● **Objective**
Transcribe all the entries word for word, omitting any pictures they contain.

========

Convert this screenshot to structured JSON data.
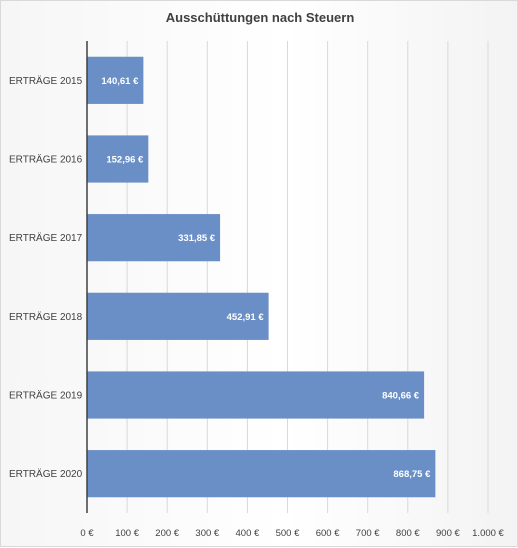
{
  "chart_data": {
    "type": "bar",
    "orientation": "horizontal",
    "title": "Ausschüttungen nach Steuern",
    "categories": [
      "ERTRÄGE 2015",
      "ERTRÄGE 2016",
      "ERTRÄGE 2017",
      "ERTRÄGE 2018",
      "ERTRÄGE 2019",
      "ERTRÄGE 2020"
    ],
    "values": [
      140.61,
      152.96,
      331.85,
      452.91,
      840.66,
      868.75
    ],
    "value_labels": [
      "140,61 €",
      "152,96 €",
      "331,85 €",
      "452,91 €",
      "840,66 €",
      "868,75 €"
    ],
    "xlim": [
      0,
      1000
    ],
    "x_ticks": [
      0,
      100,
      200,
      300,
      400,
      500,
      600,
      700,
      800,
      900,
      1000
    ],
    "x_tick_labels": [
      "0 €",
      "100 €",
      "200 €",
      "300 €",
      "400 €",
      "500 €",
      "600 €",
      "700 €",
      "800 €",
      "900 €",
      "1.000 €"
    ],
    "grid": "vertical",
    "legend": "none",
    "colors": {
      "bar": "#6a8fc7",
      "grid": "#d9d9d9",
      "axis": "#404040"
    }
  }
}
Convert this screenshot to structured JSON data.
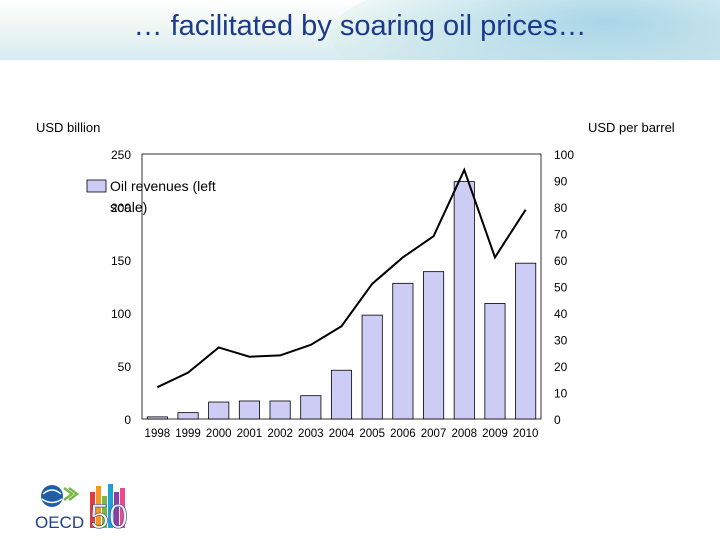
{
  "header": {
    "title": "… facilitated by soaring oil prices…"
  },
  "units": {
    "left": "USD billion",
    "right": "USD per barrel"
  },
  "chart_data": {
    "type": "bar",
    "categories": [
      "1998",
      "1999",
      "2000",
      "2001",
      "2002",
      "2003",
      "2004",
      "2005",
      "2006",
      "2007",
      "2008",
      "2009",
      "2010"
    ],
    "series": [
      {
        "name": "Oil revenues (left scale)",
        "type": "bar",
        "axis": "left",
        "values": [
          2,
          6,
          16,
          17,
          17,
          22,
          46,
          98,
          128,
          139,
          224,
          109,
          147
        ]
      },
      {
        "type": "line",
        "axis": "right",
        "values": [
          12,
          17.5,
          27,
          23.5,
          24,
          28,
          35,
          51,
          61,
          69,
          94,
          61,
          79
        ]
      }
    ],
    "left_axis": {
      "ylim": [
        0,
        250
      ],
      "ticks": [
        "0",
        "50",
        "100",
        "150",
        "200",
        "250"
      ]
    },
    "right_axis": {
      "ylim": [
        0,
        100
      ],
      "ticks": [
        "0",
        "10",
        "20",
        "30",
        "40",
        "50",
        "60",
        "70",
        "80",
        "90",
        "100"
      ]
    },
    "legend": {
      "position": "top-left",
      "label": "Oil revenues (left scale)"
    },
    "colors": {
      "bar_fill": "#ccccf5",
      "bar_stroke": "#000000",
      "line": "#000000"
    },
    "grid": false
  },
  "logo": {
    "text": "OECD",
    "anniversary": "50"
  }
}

========

● **Solved exercise**
Convert this screenshot to structured JSON data.
{
  "chart_data": {
    "type": "bar",
    "orientation": "horizontal",
    "title": "Ausschüttungen nach Steuern",
    "categories": [
      "ERTRÄGE 2015",
      "ERTRÄGE 2016",
      "ERTRÄGE 2017",
      "ERTRÄGE 2018",
      "ERTRÄGE 2019",
      "ERTRÄGE 2020"
    ],
    "values": [
      140.61,
      152.96,
      331.85,
      452.91,
      840.66,
      868.75
    ],
    "value_labels": [
      "140,61 €",
      "152,96 €",
      "331,85 €",
      "452,91 €",
      "840,66 €",
      "868,75 €"
    ],
    "xlim": [
      0,
      1000
    ],
    "x_ticks": [
      0,
      100,
      200,
      300,
      400,
      500,
      600,
      700,
      800,
      900,
      1000
    ],
    "x_tick_labels": [
      "0 €",
      "100 €",
      "200 €",
      "300 €",
      "400 €",
      "500 €",
      "600 €",
      "700 €",
      "800 €",
      "900 €",
      "1.000 €"
    ],
    "grid": "vertical",
    "legend": "none",
    "colors": {
      "bar": "#6a8fc7",
      "grid": "#d9d9d9",
      "axis": "#404040"
    }
  }
}
Convert this screenshot to structured JSON data.
{
  "header": {
    "title": "… facilitated by soaring oil prices…"
  },
  "units": {
    "left": "USD billion",
    "right": "USD per barrel"
  },
  "chart_data": {
    "type": "bar",
    "categories": [
      "1998",
      "1999",
      "2000",
      "2001",
      "2002",
      "2003",
      "2004",
      "2005",
      "2006",
      "2007",
      "2008",
      "2009",
      "2010"
    ],
    "series": [
      {
        "name": "Oil revenues (left scale)",
        "type": "bar",
        "axis": "left",
        "values": [
          2,
          6,
          16,
          17,
          17,
          22,
          46,
          98,
          128,
          139,
          224,
          109,
          147
        ]
      },
      {
        "type": "line",
        "axis": "right",
        "values": [
          12,
          17.5,
          27,
          23.5,
          24,
          28,
          35,
          51,
          61,
          69,
          94,
          61,
          79
        ]
      }
    ],
    "left_axis": {
      "ylim": [
        0,
        250
      ],
      "ticks": [
        "0",
        "50",
        "100",
        "150",
        "200",
        "250"
      ]
    },
    "right_axis": {
      "ylim": [
        0,
        100
      ],
      "ticks": [
        "0",
        "10",
        "20",
        "30",
        "40",
        "50",
        "60",
        "70",
        "80",
        "90",
        "100"
      ]
    },
    "legend": {
      "position": "top-left",
      "label": "Oil revenues (left scale)"
    },
    "colors": {
      "bar_fill": "#ccccf5",
      "bar_stroke": "#000000",
      "line": "#000000"
    },
    "grid": false
  },
  "logo": {
    "text": "OECD",
    "anniversary": "50"
  }
}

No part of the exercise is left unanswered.